[Exercise materials]:
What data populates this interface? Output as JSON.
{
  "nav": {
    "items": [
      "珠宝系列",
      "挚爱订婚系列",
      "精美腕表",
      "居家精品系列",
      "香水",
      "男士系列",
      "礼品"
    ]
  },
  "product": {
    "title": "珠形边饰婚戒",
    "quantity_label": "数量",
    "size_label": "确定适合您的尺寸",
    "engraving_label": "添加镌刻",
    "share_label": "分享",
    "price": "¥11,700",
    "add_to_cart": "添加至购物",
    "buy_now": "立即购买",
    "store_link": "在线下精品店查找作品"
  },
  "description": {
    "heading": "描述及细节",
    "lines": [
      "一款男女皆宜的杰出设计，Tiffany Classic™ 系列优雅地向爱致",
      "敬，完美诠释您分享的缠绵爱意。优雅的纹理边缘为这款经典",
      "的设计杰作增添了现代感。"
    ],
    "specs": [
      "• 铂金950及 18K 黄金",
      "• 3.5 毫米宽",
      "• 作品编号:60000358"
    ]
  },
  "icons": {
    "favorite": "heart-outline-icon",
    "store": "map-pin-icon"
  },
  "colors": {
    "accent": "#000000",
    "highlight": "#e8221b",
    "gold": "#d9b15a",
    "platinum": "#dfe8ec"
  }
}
---
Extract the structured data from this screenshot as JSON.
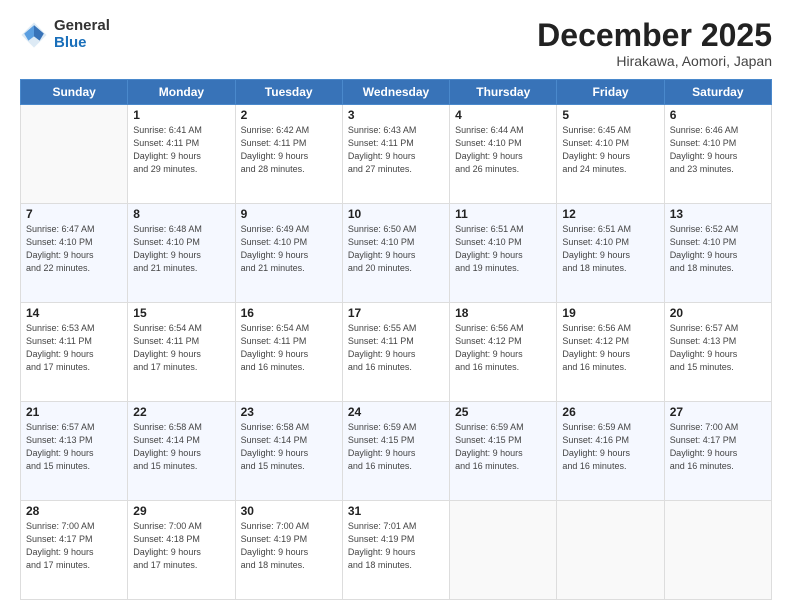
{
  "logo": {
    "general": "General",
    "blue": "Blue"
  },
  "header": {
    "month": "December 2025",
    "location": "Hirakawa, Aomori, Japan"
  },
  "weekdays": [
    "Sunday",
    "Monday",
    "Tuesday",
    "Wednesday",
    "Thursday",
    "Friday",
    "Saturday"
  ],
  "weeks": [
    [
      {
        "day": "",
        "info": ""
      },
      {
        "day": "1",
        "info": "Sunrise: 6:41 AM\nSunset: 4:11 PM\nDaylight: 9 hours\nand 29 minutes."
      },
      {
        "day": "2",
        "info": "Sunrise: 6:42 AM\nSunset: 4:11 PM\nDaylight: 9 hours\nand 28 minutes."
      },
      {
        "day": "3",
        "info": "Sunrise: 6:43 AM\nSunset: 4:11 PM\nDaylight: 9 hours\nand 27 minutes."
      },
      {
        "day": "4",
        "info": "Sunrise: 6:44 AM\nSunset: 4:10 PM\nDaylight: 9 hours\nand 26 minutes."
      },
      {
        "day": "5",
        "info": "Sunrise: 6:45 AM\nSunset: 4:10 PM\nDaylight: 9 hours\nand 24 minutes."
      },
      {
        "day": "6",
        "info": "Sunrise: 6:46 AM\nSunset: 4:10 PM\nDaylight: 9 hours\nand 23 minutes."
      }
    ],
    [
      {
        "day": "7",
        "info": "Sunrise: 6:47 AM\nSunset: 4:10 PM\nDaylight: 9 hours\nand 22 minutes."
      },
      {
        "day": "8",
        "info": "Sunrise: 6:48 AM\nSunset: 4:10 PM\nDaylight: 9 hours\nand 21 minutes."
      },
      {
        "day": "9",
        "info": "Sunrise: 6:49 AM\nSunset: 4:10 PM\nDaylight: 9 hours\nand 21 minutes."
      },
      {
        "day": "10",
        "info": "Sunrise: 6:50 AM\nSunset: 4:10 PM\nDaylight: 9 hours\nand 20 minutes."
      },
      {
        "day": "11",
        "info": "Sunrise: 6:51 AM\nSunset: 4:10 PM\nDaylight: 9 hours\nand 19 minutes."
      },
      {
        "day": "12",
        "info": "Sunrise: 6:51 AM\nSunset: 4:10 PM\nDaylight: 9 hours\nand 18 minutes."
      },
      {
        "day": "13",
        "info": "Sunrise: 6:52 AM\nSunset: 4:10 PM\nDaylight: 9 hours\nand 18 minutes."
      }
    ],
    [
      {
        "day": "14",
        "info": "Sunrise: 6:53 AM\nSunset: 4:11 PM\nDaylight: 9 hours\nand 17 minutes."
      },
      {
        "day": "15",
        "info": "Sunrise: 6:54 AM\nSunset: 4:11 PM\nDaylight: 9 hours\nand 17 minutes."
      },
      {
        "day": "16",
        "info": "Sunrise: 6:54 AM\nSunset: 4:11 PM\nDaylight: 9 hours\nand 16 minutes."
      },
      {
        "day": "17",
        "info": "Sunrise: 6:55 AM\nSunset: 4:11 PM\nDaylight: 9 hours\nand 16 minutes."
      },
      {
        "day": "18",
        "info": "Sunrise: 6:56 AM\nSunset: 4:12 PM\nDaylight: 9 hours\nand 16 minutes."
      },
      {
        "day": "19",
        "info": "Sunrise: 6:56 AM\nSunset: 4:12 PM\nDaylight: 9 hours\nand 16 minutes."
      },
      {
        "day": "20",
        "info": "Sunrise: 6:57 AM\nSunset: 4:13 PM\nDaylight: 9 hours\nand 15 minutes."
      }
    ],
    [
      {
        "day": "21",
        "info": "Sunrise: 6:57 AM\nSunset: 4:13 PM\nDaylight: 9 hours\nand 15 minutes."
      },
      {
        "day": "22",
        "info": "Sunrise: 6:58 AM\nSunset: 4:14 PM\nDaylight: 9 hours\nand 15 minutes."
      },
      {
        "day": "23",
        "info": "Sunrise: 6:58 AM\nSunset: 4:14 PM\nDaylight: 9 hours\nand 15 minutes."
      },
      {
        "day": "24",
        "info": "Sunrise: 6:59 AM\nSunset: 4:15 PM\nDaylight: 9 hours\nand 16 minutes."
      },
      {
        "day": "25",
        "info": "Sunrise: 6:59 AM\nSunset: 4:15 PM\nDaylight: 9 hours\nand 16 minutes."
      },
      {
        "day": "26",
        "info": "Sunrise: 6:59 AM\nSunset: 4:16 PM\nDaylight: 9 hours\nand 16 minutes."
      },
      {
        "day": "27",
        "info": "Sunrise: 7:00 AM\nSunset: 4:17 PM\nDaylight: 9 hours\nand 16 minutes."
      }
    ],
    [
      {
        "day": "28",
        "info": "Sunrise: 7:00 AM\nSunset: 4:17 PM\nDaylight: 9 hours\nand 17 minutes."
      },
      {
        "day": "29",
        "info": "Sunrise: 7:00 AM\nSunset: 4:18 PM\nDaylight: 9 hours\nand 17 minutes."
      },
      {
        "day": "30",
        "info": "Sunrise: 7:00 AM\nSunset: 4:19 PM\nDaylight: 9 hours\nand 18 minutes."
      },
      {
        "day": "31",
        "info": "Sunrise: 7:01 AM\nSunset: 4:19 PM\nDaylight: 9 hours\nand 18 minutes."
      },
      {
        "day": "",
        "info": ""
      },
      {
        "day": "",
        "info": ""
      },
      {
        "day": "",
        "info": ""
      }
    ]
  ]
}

[Prompt]: List the lines that contain the word "data".

[Complete response]:
What data populates this interface? Output as JSON.
Extract the structured data from this screenshot as JSON.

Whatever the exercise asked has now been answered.